EXERCISE AIM
Your task is to output the entries below word for word.
## Start RECORDS TO USE
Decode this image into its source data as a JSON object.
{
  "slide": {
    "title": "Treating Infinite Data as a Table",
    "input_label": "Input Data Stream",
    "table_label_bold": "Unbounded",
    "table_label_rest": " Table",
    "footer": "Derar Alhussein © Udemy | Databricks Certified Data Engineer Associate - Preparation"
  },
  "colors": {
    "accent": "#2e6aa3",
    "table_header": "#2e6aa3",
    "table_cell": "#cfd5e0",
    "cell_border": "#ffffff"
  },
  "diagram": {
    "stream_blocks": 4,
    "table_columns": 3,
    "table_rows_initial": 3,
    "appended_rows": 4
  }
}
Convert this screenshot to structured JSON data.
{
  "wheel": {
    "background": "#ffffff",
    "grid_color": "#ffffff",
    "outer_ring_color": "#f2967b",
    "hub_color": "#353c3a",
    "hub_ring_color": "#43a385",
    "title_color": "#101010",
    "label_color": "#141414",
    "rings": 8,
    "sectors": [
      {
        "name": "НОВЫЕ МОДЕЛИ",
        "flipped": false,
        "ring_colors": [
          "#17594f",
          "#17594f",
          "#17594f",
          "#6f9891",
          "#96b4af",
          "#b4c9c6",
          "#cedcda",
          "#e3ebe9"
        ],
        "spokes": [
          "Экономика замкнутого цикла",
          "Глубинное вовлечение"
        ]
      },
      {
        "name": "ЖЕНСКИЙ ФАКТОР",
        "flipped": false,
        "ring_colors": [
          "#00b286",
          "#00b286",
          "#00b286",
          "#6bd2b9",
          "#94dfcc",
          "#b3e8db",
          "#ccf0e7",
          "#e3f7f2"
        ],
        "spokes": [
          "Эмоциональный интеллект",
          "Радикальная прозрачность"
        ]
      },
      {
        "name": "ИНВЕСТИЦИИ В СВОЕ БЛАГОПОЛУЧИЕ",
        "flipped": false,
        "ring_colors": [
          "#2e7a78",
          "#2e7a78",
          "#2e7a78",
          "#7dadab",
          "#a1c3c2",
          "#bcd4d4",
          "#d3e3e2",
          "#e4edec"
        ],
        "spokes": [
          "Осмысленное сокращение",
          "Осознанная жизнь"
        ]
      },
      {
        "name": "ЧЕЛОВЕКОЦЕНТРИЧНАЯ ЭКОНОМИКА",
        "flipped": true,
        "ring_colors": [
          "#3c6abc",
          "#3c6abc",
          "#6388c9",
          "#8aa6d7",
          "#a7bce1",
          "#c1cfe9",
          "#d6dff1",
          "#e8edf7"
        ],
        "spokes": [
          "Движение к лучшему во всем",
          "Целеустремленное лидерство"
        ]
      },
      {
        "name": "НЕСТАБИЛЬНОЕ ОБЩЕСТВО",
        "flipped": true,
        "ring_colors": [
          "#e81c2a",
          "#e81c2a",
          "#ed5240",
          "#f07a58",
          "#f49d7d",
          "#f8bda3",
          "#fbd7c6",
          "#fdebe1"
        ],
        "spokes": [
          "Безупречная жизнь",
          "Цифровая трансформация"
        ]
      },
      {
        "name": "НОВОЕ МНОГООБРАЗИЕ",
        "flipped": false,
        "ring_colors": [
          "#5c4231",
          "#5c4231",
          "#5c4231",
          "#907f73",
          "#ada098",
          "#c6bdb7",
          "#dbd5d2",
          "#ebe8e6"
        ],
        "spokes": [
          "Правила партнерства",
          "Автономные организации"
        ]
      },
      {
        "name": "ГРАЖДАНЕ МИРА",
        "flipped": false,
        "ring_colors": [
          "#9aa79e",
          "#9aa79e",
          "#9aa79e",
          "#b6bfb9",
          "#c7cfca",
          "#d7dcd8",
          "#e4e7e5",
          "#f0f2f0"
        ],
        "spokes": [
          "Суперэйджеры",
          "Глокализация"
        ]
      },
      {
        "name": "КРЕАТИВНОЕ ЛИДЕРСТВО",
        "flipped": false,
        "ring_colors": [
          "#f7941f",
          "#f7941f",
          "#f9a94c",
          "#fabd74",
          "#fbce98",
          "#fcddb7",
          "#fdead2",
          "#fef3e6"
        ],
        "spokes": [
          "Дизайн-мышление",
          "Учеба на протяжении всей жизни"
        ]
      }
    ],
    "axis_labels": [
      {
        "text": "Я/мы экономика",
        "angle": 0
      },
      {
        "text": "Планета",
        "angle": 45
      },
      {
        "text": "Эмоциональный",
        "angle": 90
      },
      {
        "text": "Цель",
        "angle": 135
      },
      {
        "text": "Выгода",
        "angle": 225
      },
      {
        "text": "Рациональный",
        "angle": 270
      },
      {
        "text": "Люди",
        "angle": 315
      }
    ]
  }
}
## End RECORDS TO USE
OUTPUT BELOW
Decode this image into its source data as a JSON object.
{
  "slide": {
    "title": "Treating Infinite Data as a Table",
    "input_label": "Input Data Stream",
    "table_label_bold": "Unbounded",
    "table_label_rest": " Table",
    "footer": "Derar Alhussein © Udemy | Databricks Certified Data Engineer Associate - Preparation"
  },
  "colors": {
    "accent": "#2e6aa3",
    "table_header": "#2e6aa3",
    "table_cell": "#cfd5e0",
    "cell_border": "#ffffff"
  },
  "diagram": {
    "stream_blocks": 4,
    "table_columns": 3,
    "table_rows_initial": 3,
    "appended_rows": 4
  }
}
Convert this screenshot to structured JSON data.
{
  "wheel": {
    "background": "#ffffff",
    "grid_color": "#ffffff",
    "outer_ring_color": "#f2967b",
    "hub_color": "#353c3a",
    "hub_ring_color": "#43a385",
    "title_color": "#101010",
    "label_color": "#141414",
    "rings": 8,
    "sectors": [
      {
        "name": "НОВЫЕ МОДЕЛИ",
        "flipped": false,
        "ring_colors": [
          "#17594f",
          "#17594f",
          "#17594f",
          "#6f9891",
          "#96b4af",
          "#b4c9c6",
          "#cedcda",
          "#e3ebe9"
        ],
        "spokes": [
          "Экономика замкнутого цикла",
          "Глубинное вовлечение"
        ]
      },
      {
        "name": "ЖЕНСКИЙ ФАКТОР",
        "flipped": false,
        "ring_colors": [
          "#00b286",
          "#00b286",
          "#00b286",
          "#6bd2b9",
          "#94dfcc",
          "#b3e8db",
          "#ccf0e7",
          "#e3f7f2"
        ],
        "spokes": [
          "Эмоциональный интеллект",
          "Радикальная прозрачность"
        ]
      },
      {
        "name": "ИНВЕСТИЦИИ В СВОЕ БЛАГОПОЛУЧИЕ",
        "flipped": false,
        "ring_colors": [
          "#2e7a78",
          "#2e7a78",
          "#2e7a78",
          "#7dadab",
          "#a1c3c2",
          "#bcd4d4",
          "#d3e3e2",
          "#e4edec"
        ],
        "spokes": [
          "Осмысленное сокращение",
          "Осознанная жизнь"
        ]
      },
      {
        "name": "ЧЕЛОВЕКОЦЕНТРИЧНАЯ ЭКОНОМИКА",
        "flipped": true,
        "ring_colors": [
          "#3c6abc",
          "#3c6abc",
          "#6388c9",
          "#8aa6d7",
          "#a7bce1",
          "#c1cfe9",
          "#d6dff1",
          "#e8edf7"
        ],
        "spokes": [
          "Движение к лучшему во всем",
          "Целеустремленное лидерство"
        ]
      },
      {
        "name": "НЕСТАБИЛЬНОЕ ОБЩЕСТВО",
        "flipped": true,
        "ring_colors": [
          "#e81c2a",
          "#e81c2a",
          "#ed5240",
          "#f07a58",
          "#f49d7d",
          "#f8bda3",
          "#fbd7c6",
          "#fdebe1"
        ],
        "spokes": [
          "Безупречная жизнь",
          "Цифровая трансформация"
        ]
      },
      {
        "name": "НОВОЕ МНОГООБРАЗИЕ",
        "flipped": false,
        "ring_colors": [
          "#5c4231",
          "#5c4231",
          "#5c4231",
          "#907f73",
          "#ada098",
          "#c6bdb7",
          "#dbd5d2",
          "#ebe8e6"
        ],
        "spokes": [
          "Правила партнерства",
          "Автономные организации"
        ]
      },
      {
        "name": "ГРАЖДАНЕ МИРА",
        "flipped": false,
        "ring_colors": [
          "#9aa79e",
          "#9aa79e",
          "#9aa79e",
          "#b6bfb9",
          "#c7cfca",
          "#d7dcd8",
          "#e4e7e5",
          "#f0f2f0"
        ],
        "spokes": [
          "Суперэйджеры",
          "Глокализация"
        ]
      },
      {
        "name": "КРЕАТИВНОЕ ЛИДЕРСТВО",
        "flipped": false,
        "ring_colors": [
          "#f7941f",
          "#f7941f",
          "#f9a94c",
          "#fabd74",
          "#fbce98",
          "#fcddb7",
          "#fdead2",
          "#fef3e6"
        ],
        "spokes": [
          "Дизайн-мышление",
          "Учеба на протяжении всей жизни"
        ]
      }
    ],
    "axis_labels": [
      {
        "text": "Я/мы экономика",
        "angle": 0
      },
      {
        "text": "Планета",
        "angle": 45
      },
      {
        "text": "Эмоциональный",
        "angle": 90
      },
      {
        "text": "Цель",
        "angle": 135
      },
      {
        "text": "Выгода",
        "angle": 225
      },
      {
        "text": "Рациональный",
        "angle": 270
      },
      {
        "text": "Люди",
        "angle": 315
      }
    ]
  }
}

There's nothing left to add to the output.